- Task objective: Write out every entry precisely as given, leaving the pictures out.

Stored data
+++++

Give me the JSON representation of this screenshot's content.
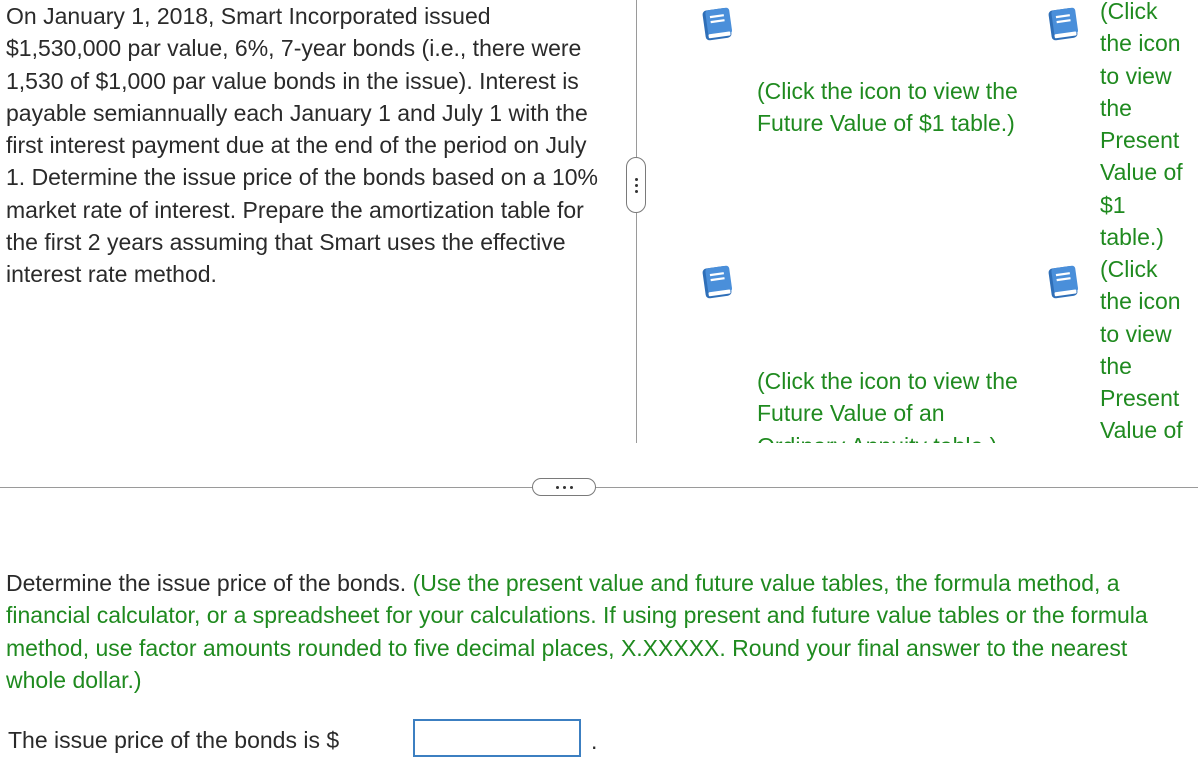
{
  "problem": {
    "text": "On January 1, 2018, Smart Incorporated issued $1,530,000 par value, 6%, 7-year bonds (i.e., there were 1,530 of $1,000 par value bonds in the issue). Interest is payable semiannually each January 1 and July 1 with the first interest payment due at the end of the period on July 1. Determine the issue price of the bonds based on a 10% market rate of interest. Prepare the amortization table for the first 2 years assuming that Smart uses the effective interest rate method."
  },
  "tables": {
    "fv1": {
      "icon": "book-icon",
      "label": "(Click the icon to view the Future Value of $1 table.)"
    },
    "pv1": {
      "icon": "book-icon",
      "label": "(Click the icon to view the Present Value of $1 table.)"
    },
    "fva": {
      "icon": "book-icon",
      "label": "(Click the icon to view the Future Value of an Ordinary Annuity table.)"
    },
    "pva": {
      "icon": "book-icon",
      "label": "(Click the icon to view the Present Value of"
    }
  },
  "question": {
    "prompt": "Determine the issue price of the bonds.",
    "instruction": "(Use the present value and future value tables, the formula method, a financial calculator, or a spreadsheet for your calculations. If using present and future value tables or the formula method, use factor amounts rounded to five decimal places, X.XXXXX. Round your final answer to the nearest whole dollar.)"
  },
  "answer": {
    "label": "The issue price of the bonds is $",
    "value": "",
    "suffix": "."
  },
  "colors": {
    "accent_green": "#1f8a1f",
    "book_blue": "#3a7cc7",
    "input_border": "#3c7fc1"
  }
}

+++++

- Result of this exercise:
Give me the JSON representation of this screenshot's content.
{
  "problem": {
    "text": "On January 1, 2018, Smart Incorporated issued $1,530,000 par value, 6%, 7-year bonds (i.e., there were 1,530 of $1,000 par value bonds in the issue). Interest is payable semiannually each January 1 and July 1 with the first interest payment due at the end of the period on July 1. Determine the issue price of the bonds based on a 10% market rate of interest. Prepare the amortization table for the first 2 years assuming that Smart uses the effective interest rate method."
  },
  "tables": {
    "fv1": {
      "icon": "book-icon",
      "label": "(Click the icon to view the Future Value of $1 table.)"
    },
    "pv1": {
      "icon": "book-icon",
      "label": "(Click the icon to view the Present Value of $1 table.)"
    },
    "fva": {
      "icon": "book-icon",
      "label": "(Click the icon to view the Future Value of an Ordinary Annuity table.)"
    },
    "pva": {
      "icon": "book-icon",
      "label": "(Click the icon to view the Present Value of"
    }
  },
  "question": {
    "prompt": "Determine the issue price of the bonds.",
    "instruction": "(Use the present value and future value tables, the formula method, a financial calculator, or a spreadsheet for your calculations. If using present and future value tables or the formula method, use factor amounts rounded to five decimal places, X.XXXXX. Round your final answer to the nearest whole dollar.)"
  },
  "answer": {
    "label": "The issue price of the bonds is $",
    "value": "",
    "suffix": "."
  },
  "colors": {
    "accent_green": "#1f8a1f",
    "book_blue": "#3a7cc7",
    "input_border": "#3c7fc1"
  }
}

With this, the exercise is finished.